GIVEN DATA:
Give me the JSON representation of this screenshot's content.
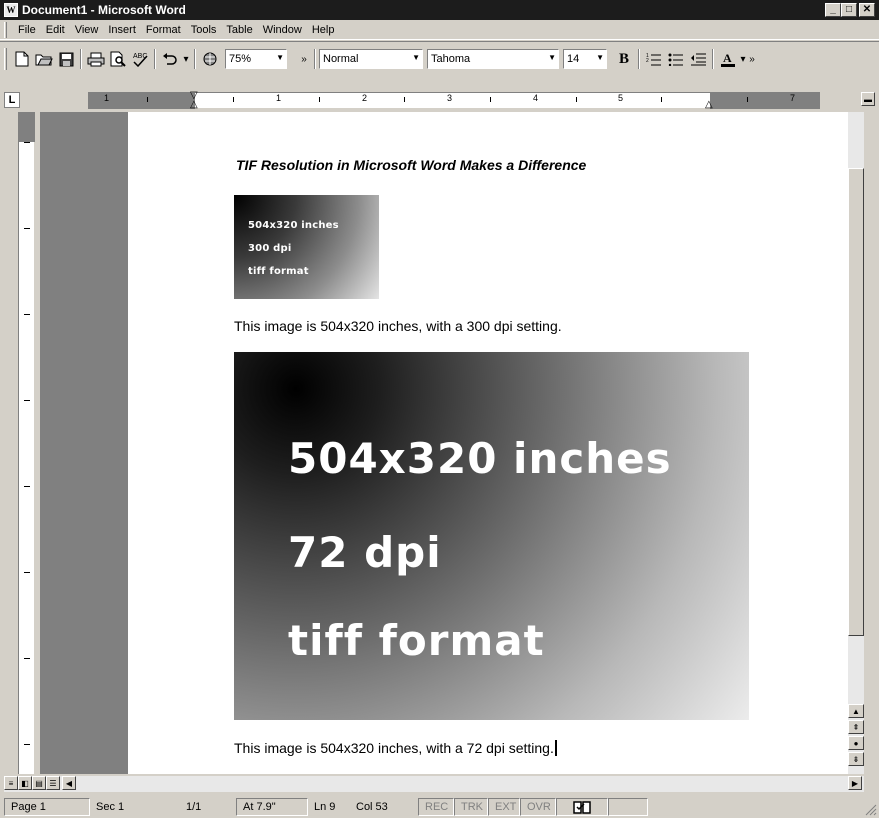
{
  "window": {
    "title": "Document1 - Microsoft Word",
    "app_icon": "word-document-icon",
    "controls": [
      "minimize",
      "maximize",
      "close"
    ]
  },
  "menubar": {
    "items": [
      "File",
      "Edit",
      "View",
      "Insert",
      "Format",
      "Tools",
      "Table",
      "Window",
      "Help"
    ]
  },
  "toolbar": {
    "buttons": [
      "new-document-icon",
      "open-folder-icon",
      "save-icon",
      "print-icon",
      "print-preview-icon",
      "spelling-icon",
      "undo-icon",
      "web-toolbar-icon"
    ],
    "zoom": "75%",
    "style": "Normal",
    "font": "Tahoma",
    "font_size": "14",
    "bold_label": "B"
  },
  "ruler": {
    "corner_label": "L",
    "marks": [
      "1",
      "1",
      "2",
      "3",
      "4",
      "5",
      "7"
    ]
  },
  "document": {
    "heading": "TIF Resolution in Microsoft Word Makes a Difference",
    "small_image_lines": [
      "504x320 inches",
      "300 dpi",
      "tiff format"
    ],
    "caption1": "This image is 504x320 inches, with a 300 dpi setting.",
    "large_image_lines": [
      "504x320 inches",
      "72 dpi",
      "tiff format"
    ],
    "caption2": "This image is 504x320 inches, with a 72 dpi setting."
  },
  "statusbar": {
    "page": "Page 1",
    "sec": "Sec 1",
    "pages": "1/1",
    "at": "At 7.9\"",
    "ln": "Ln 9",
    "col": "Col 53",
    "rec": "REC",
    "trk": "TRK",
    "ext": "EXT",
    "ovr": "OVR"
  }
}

THE TASK: Print the records above exactly as they stand, but leave out the pictures.

EXERCISE OUTPUT:
Give me the JSON representation of this screenshot's content.
{
  "window": {
    "title": "Document1 - Microsoft Word",
    "app_icon": "word-document-icon",
    "controls": [
      "minimize",
      "maximize",
      "close"
    ]
  },
  "menubar": {
    "items": [
      "File",
      "Edit",
      "View",
      "Insert",
      "Format",
      "Tools",
      "Table",
      "Window",
      "Help"
    ]
  },
  "toolbar": {
    "buttons": [
      "new-document-icon",
      "open-folder-icon",
      "save-icon",
      "print-icon",
      "print-preview-icon",
      "spelling-icon",
      "undo-icon",
      "web-toolbar-icon"
    ],
    "zoom": "75%",
    "style": "Normal",
    "font": "Tahoma",
    "font_size": "14",
    "bold_label": "B"
  },
  "ruler": {
    "corner_label": "L",
    "marks": [
      "1",
      "1",
      "2",
      "3",
      "4",
      "5",
      "7"
    ]
  },
  "document": {
    "heading": "TIF Resolution in Microsoft Word Makes a Difference",
    "small_image_lines": [
      "504x320 inches",
      "300 dpi",
      "tiff format"
    ],
    "caption1": "This image is 504x320 inches, with a 300 dpi setting.",
    "large_image_lines": [
      "504x320 inches",
      "72 dpi",
      "tiff format"
    ],
    "caption2": "This image is 504x320 inches, with a 72 dpi setting."
  },
  "statusbar": {
    "page": "Page 1",
    "sec": "Sec 1",
    "pages": "1/1",
    "at": "At 7.9\"",
    "ln": "Ln 9",
    "col": "Col 53",
    "rec": "REC",
    "trk": "TRK",
    "ext": "EXT",
    "ovr": "OVR"
  }
}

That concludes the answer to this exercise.